* **Stated task**
Copy the items verbatim, starting with the first line and ending with the line that contains "candle: [2012, 354, 2023, 462]".

====== The data

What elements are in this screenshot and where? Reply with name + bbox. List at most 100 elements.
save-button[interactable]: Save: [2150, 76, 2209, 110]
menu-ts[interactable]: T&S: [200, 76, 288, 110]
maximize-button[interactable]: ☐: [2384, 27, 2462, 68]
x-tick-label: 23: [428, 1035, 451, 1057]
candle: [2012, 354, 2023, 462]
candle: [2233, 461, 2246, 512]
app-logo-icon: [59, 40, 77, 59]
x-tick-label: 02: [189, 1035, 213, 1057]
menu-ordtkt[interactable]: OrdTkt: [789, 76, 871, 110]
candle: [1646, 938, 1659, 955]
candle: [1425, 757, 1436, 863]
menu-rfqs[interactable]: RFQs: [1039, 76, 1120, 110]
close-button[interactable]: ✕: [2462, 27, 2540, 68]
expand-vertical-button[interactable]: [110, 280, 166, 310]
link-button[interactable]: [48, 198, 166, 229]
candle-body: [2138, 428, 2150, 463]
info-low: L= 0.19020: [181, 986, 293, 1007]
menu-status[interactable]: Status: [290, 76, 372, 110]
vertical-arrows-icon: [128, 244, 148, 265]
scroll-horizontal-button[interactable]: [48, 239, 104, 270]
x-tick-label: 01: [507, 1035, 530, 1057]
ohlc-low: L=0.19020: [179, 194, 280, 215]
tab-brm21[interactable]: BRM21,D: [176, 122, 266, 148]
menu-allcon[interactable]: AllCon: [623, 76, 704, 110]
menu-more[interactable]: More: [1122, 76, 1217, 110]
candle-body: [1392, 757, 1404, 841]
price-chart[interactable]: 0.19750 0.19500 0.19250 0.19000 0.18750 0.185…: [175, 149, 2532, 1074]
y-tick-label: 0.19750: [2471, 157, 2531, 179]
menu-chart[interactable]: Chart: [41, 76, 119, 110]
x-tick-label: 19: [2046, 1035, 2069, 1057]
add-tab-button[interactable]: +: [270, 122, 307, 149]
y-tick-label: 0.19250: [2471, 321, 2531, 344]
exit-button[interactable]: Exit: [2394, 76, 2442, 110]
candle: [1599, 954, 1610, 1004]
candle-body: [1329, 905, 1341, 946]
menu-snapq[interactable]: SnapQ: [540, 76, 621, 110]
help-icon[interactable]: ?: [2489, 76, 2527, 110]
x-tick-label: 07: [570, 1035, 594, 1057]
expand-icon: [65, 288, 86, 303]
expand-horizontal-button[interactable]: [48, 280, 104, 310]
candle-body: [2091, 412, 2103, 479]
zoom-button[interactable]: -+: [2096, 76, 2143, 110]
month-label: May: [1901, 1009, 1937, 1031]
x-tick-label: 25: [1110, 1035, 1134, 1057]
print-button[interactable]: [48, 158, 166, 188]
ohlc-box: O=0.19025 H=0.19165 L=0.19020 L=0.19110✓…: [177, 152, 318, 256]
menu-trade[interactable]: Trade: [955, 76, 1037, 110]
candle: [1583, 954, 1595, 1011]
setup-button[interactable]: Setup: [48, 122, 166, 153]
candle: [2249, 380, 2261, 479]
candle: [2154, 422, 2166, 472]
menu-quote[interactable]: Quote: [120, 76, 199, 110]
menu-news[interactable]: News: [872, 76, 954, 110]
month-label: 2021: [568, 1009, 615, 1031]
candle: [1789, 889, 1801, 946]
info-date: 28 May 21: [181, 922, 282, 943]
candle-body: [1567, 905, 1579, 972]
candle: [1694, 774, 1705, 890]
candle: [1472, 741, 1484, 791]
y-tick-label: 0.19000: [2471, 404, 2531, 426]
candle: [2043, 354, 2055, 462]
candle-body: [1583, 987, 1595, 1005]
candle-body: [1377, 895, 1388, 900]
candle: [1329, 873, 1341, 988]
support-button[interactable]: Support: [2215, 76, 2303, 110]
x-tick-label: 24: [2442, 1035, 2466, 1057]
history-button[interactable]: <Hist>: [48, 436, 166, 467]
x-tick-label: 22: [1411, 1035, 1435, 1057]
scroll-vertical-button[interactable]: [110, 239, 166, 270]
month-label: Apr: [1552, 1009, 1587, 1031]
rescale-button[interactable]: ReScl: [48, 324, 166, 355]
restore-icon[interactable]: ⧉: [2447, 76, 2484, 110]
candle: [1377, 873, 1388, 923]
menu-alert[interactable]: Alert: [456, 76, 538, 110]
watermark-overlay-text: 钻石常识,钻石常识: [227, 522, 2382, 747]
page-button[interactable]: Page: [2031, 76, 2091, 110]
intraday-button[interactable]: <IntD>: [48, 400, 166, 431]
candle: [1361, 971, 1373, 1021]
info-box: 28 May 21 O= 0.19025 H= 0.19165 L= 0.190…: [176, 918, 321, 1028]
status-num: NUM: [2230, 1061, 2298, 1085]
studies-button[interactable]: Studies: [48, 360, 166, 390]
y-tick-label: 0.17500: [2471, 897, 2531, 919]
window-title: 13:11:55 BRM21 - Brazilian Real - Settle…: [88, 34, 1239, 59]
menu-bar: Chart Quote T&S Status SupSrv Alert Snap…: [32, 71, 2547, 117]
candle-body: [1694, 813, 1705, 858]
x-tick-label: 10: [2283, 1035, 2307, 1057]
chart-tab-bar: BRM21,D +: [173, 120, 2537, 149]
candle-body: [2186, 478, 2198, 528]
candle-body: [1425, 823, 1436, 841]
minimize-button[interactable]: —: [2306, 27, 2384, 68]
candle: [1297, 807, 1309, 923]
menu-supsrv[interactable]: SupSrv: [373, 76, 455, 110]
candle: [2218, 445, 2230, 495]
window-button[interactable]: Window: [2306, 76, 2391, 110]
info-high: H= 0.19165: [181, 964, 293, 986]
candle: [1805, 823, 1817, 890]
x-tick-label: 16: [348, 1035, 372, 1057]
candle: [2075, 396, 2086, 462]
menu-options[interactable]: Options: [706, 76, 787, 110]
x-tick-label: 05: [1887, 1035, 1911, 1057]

============

* **Complete response**
What elements are in this screenshot and where? Reply with name + bbox. List at most 100 elements.
save-button[interactable]: Save: [2150, 76, 2209, 110]
menu-ts[interactable]: T&S: [200, 76, 288, 110]
maximize-button[interactable]: ☐: [2384, 27, 2462, 68]
x-tick-label: 23: [428, 1035, 451, 1057]
candle: [2012, 354, 2023, 462]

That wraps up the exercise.